**Exercise objective:**
Where does the string "Ненецкого" appear? Copy every line of the entries below that holds it.

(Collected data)
···

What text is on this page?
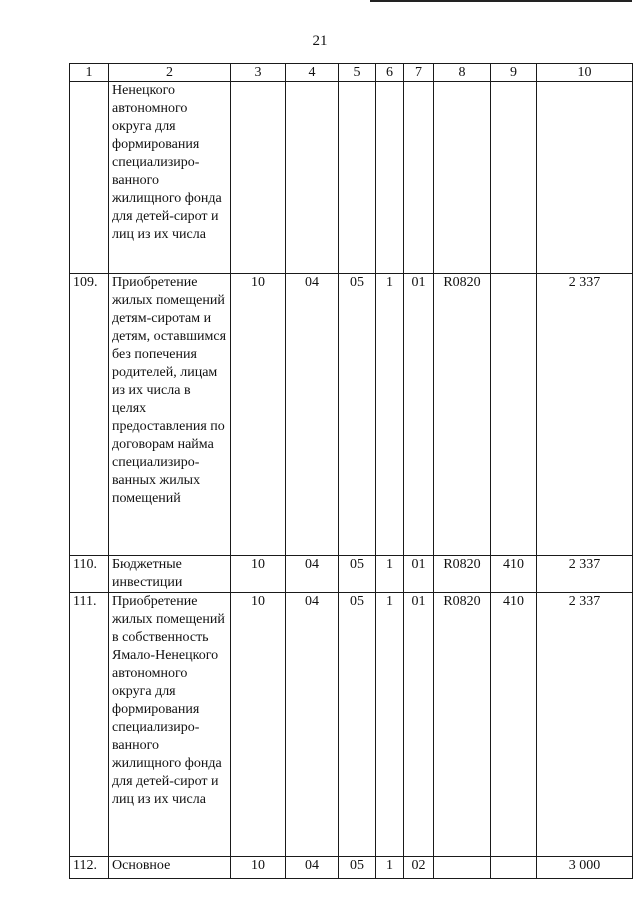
21
1	2	3	4	5	6	7	8	9	10
	Ненецкого автономного округа для формирования специализиро-ванного жилищного фонда для детей-сирот и лиц из их числа								
109.	Приобретение жилых помещений детям-сиротам и детям, оставшимся без попечения родителей, лицам из их числа в целях предоставления по договорам найма специализиро-ванных жилых помещений	10	04	05	1	01	R0820		2 337
110.	Бюджетные инвестиции	10	04	05	1	01	R0820	410	2 337
111.	Приобретение жилых помещений в собственность Ямало-Ненецкого автономного округа для формирования специализиро-ванного жилищного фонда для детей-сирот и лиц из их числа	10	04	05	1	01	R0820	410	2 337
112.	Основное	10	04	05	1	02			3 000
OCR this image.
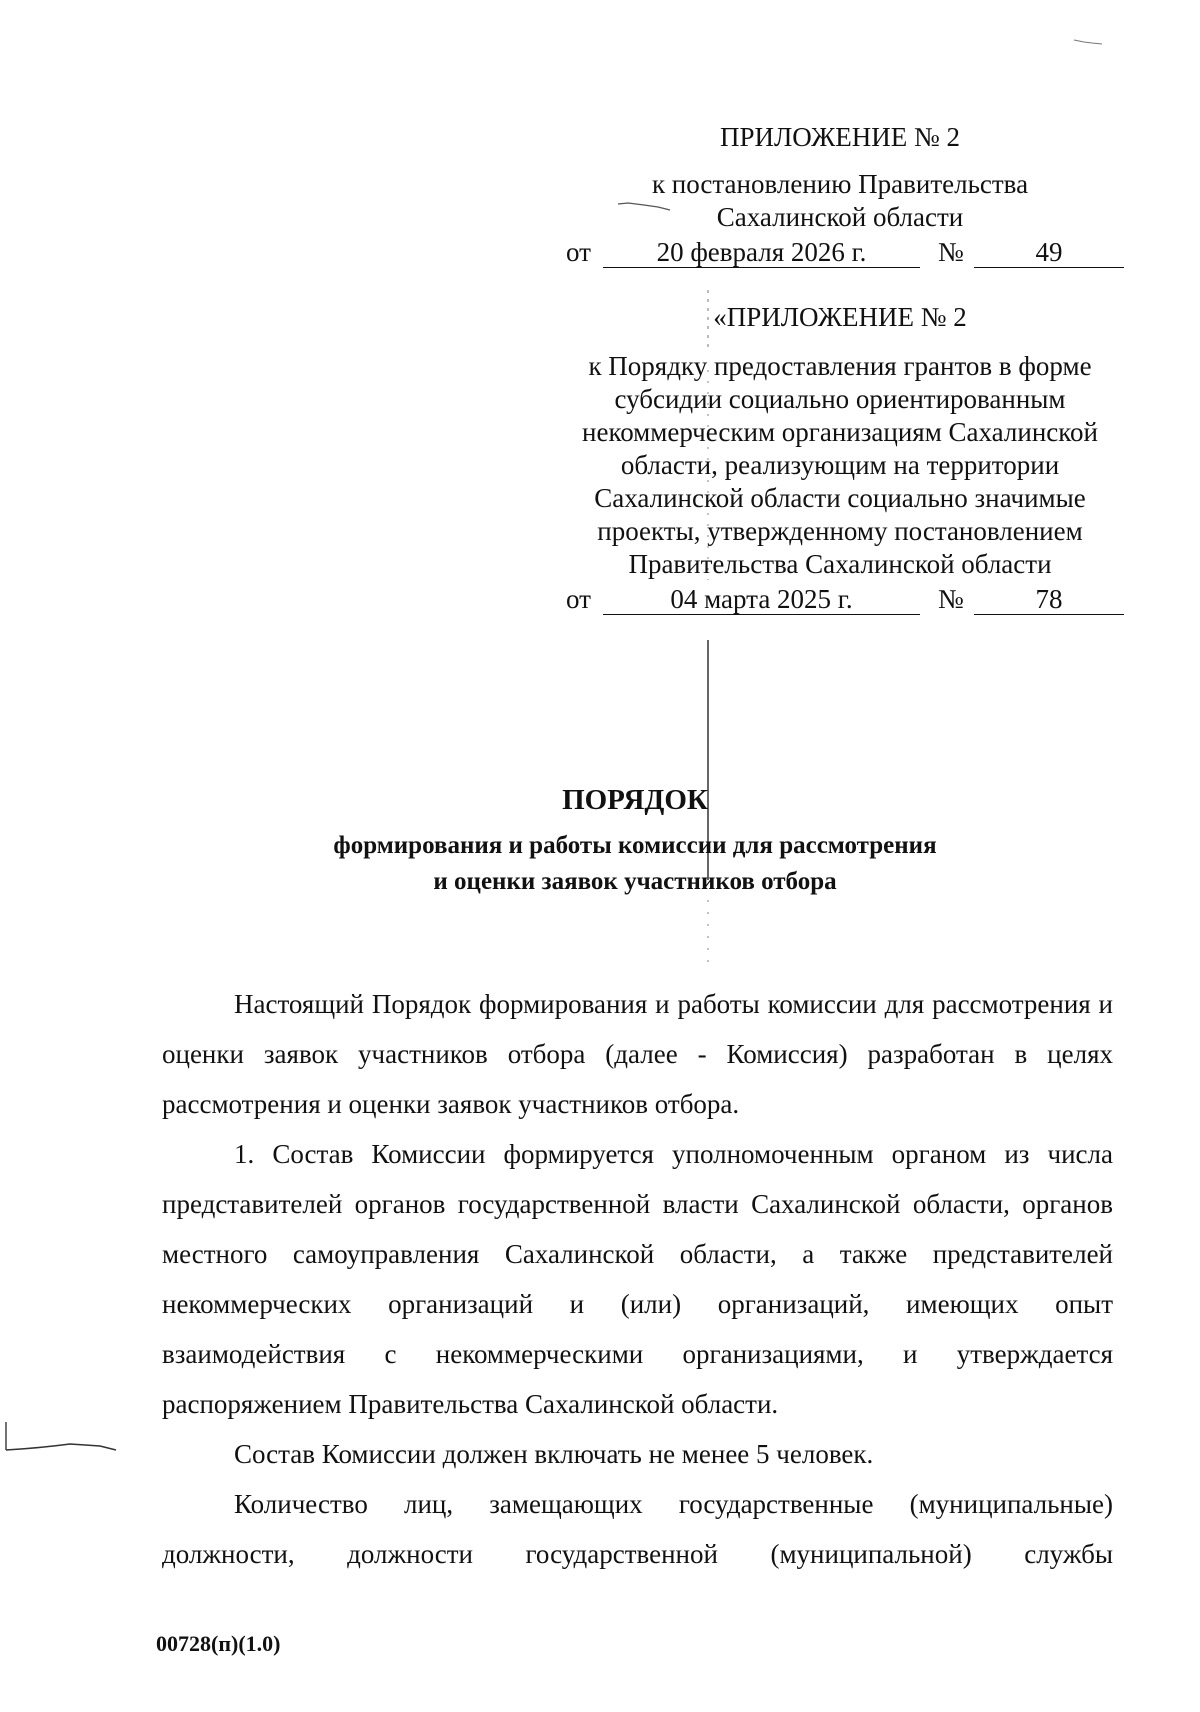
ПРИЛОЖЕНИЕ № 2
к постановлению Правительства
Сахалинской области
от	20 февраля 2026 г.	№	49
«ПРИЛОЖЕНИЕ № 2
к Порядку предоставления грантов в форме
субсидии социально ориентированным
некоммерческим организациям Сахалинской
области, реализующим на территории
Сахалинской области социально значимые
проекты, утвержденному постановлением
Правительства Сахалинской области
от	04 марта 2025 г.	№	78
ПОРЯДОК
формирования и работы комиссии для рассмотрения
и оценки заявок участников отбора

Настоящий Порядок формирования и работы комиссии для рассмотрения и оценки заявок участников отбора (далее - Комиссия) разработан в целях рассмотрения и оценки заявок участников отбора.

1. Состав Комиссии формируется уполномоченным органом из числа представителей органов государственной власти Сахалинской области, органов местного самоуправления Сахалинской области, а также представителей некоммерческих организаций и (или) организаций, имеющих опыт взаимодействия с некоммерческими организациями, и утверждается распоряжением Правительства Сахалинской области.

Состав Комиссии должен включать не менее 5 человек.

Количество лиц, замещающих государственные (муниципальные) должности, должности государственной (муниципальной) службы

00728(п)(1.0)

···

**Response:**
	Ненецкого автономного округа для формирования специализиро-ванного жилищного фонда для детей-сирот и лиц из их числа								
111.	Приобретение жилых помещений в собственность Ямало-Ненецкого автономного округа для формирования специализиро-ванного жилищного фонда для детей-сирот и лиц из их числа	10	04	05	1	01	R0820	410	2 337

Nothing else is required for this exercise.